Look through the material below for "seus". Copy every line that contains it.
'''
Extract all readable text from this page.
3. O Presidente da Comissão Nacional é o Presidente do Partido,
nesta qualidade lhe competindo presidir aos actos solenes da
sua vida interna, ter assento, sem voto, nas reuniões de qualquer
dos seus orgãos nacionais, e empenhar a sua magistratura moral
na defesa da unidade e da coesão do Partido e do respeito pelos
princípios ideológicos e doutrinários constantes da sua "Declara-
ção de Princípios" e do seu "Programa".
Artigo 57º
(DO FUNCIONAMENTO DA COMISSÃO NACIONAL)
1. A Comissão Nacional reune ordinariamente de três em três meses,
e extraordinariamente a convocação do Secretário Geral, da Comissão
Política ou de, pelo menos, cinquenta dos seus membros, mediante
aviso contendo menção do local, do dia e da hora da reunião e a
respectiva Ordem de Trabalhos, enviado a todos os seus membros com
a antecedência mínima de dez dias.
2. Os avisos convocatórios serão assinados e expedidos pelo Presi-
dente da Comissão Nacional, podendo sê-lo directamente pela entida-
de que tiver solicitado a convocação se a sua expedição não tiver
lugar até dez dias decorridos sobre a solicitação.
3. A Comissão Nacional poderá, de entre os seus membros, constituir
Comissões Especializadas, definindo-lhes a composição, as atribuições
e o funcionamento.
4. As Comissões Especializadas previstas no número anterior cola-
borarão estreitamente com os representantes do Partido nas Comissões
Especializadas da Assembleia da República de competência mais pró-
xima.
'''
> **Reply to the task**:
dos seus orgãos nacionais, e empenhar a sua magistratura moral
Política ou de, pelo menos, cinquenta dos seus membros, mediante
respectiva Ordem de Trabalhos, enviado a todos os seus membros com
3. A Comissão Nacional poderá, de entre os seus membros, constituir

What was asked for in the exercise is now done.